# [TASK REQUIREMENTS]
Return the entries below in their exact form, leaving the pictures out.

^^^^^^^^

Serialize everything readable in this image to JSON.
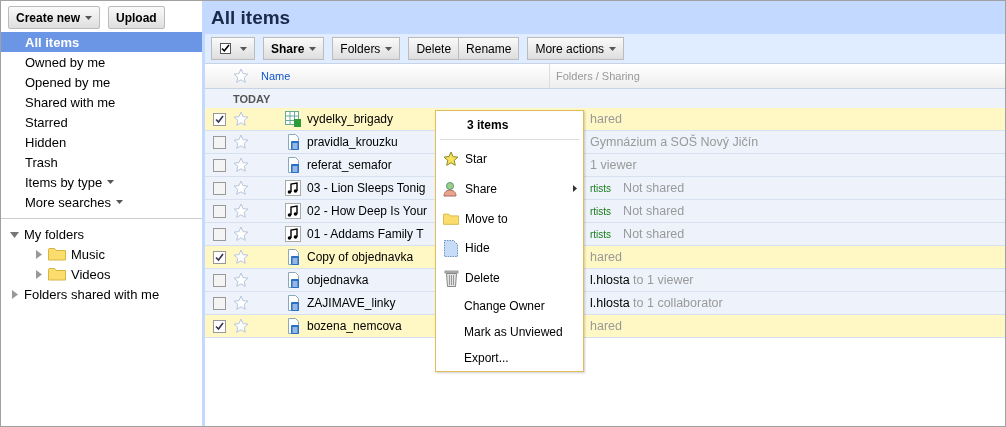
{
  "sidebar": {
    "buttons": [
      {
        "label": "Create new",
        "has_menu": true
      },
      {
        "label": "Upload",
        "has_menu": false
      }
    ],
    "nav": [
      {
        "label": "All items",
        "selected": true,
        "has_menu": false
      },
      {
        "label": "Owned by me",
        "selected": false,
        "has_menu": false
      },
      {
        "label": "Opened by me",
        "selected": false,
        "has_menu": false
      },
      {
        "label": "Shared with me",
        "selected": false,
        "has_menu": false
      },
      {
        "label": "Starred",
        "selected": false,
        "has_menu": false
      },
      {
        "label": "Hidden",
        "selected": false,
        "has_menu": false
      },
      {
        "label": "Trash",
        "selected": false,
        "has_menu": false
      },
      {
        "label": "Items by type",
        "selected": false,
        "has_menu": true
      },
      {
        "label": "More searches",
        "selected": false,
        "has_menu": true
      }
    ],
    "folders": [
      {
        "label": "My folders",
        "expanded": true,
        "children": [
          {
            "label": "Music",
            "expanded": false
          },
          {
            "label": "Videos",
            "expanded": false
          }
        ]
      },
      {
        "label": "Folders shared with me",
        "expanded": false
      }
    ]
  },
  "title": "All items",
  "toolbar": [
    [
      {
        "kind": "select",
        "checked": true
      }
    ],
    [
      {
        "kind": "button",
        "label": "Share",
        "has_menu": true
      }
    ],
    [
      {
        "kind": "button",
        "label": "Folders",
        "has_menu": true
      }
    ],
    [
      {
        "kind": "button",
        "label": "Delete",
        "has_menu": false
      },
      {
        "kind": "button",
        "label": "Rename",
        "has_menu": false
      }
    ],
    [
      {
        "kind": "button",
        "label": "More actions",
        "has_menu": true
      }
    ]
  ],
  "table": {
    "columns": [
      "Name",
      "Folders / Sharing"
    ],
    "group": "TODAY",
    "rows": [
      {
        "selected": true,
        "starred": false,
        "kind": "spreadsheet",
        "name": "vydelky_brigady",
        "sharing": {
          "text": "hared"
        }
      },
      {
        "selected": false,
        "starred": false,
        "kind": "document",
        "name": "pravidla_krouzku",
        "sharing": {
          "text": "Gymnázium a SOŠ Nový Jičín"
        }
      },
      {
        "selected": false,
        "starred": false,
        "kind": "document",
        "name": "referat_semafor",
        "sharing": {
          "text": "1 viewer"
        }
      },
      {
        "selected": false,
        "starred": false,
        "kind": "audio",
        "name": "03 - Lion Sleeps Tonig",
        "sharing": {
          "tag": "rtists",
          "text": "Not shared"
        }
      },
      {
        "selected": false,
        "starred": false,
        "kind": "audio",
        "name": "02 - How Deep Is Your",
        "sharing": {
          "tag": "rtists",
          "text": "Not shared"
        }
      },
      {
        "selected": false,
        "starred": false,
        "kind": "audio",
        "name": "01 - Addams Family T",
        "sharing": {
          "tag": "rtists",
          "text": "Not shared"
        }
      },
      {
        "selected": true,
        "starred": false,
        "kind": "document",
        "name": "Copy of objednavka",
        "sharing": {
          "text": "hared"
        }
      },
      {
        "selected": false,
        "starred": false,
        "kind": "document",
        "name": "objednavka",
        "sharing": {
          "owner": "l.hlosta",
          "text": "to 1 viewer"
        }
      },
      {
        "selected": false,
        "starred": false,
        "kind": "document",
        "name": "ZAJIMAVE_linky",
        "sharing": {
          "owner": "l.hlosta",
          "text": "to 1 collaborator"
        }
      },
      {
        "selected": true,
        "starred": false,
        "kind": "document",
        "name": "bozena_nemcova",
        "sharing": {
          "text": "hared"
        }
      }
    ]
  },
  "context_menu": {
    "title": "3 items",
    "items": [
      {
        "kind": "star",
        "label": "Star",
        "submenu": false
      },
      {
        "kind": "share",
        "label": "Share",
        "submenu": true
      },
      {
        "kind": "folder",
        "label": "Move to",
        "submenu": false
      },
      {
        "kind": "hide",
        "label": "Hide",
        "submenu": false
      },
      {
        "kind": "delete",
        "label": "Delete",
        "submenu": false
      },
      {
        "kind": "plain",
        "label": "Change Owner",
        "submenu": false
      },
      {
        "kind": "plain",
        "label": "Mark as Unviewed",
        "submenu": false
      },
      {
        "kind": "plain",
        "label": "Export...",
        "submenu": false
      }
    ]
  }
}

^^^^^^^^

# [OUTPUT FOR THIS EXERCISE]
Serialize everything readable in this image to JSON.
{
  "sidebar": {
    "buttons": [
      {
        "label": "Create new",
        "has_menu": true
      },
      {
        "label": "Upload",
        "has_menu": false
      }
    ],
    "nav": [
      {
        "label": "All items",
        "selected": true,
        "has_menu": false
      },
      {
        "label": "Owned by me",
        "selected": false,
        "has_menu": false
      },
      {
        "label": "Opened by me",
        "selected": false,
        "has_menu": false
      },
      {
        "label": "Shared with me",
        "selected": false,
        "has_menu": false
      },
      {
        "label": "Starred",
        "selected": false,
        "has_menu": false
      },
      {
        "label": "Hidden",
        "selected": false,
        "has_menu": false
      },
      {
        "label": "Trash",
        "selected": false,
        "has_menu": false
      },
      {
        "label": "Items by type",
        "selected": false,
        "has_menu": true
      },
      {
        "label": "More searches",
        "selected": false,
        "has_menu": true
      }
    ],
    "folders": [
      {
        "label": "My folders",
        "expanded": true,
        "children": [
          {
            "label": "Music",
            "expanded": false
          },
          {
            "label": "Videos",
            "expanded": false
          }
        ]
      },
      {
        "label": "Folders shared with me",
        "expanded": false
      }
    ]
  },
  "title": "All items",
  "toolbar": [
    [
      {
        "kind": "select",
        "checked": true
      }
    ],
    [
      {
        "kind": "button",
        "label": "Share",
        "has_menu": true
      }
    ],
    [
      {
        "kind": "button",
        "label": "Folders",
        "has_menu": true
      }
    ],
    [
      {
        "kind": "button",
        "label": "Delete",
        "has_menu": false
      },
      {
        "kind": "button",
        "label": "Rename",
        "has_menu": false
      }
    ],
    [
      {
        "kind": "button",
        "label": "More actions",
        "has_menu": true
      }
    ]
  ],
  "table": {
    "columns": [
      "Name",
      "Folders / Sharing"
    ],
    "group": "TODAY",
    "rows": [
      {
        "selected": true,
        "starred": false,
        "kind": "spreadsheet",
        "name": "vydelky_brigady",
        "sharing": {
          "text": "hared"
        }
      },
      {
        "selected": false,
        "starred": false,
        "kind": "document",
        "name": "pravidla_krouzku",
        "sharing": {
          "text": "Gymnázium a SOŠ Nový Jičín"
        }
      },
      {
        "selected": false,
        "starred": false,
        "kind": "document",
        "name": "referat_semafor",
        "sharing": {
          "text": "1 viewer"
        }
      },
      {
        "selected": false,
        "starred": false,
        "kind": "audio",
        "name": "03 - Lion Sleeps Tonig",
        "sharing": {
          "tag": "rtists",
          "text": "Not shared"
        }
      },
      {
        "selected": false,
        "starred": false,
        "kind": "audio",
        "name": "02 - How Deep Is Your",
        "sharing": {
          "tag": "rtists",
          "text": "Not shared"
        }
      },
      {
        "selected": false,
        "starred": false,
        "kind": "audio",
        "name": "01 - Addams Family T",
        "sharing": {
          "tag": "rtists",
          "text": "Not shared"
        }
      },
      {
        "selected": true,
        "starred": false,
        "kind": "document",
        "name": "Copy of objednavka",
        "sharing": {
          "text": "hared"
        }
      },
      {
        "selected": false,
        "starred": false,
        "kind": "document",
        "name": "objednavka",
        "sharing": {
          "owner": "l.hlosta",
          "text": "to 1 viewer"
        }
      },
      {
        "selected": false,
        "starred": false,
        "kind": "document",
        "name": "ZAJIMAVE_linky",
        "sharing": {
          "owner": "l.hlosta",
          "text": "to 1 collaborator"
        }
      },
      {
        "selected": true,
        "starred": false,
        "kind": "document",
        "name": "bozena_nemcova",
        "sharing": {
          "text": "hared"
        }
      }
    ]
  },
  "context_menu": {
    "title": "3 items",
    "items": [
      {
        "kind": "star",
        "label": "Star",
        "submenu": false
      },
      {
        "kind": "share",
        "label": "Share",
        "submenu": true
      },
      {
        "kind": "folder",
        "label": "Move to",
        "submenu": false
      },
      {
        "kind": "hide",
        "label": "Hide",
        "submenu": false
      },
      {
        "kind": "delete",
        "label": "Delete",
        "submenu": false
      },
      {
        "kind": "plain",
        "label": "Change Owner",
        "submenu": false
      },
      {
        "kind": "plain",
        "label": "Mark as Unviewed",
        "submenu": false
      },
      {
        "kind": "plain",
        "label": "Export...",
        "submenu": false
      }
    ]
  }
}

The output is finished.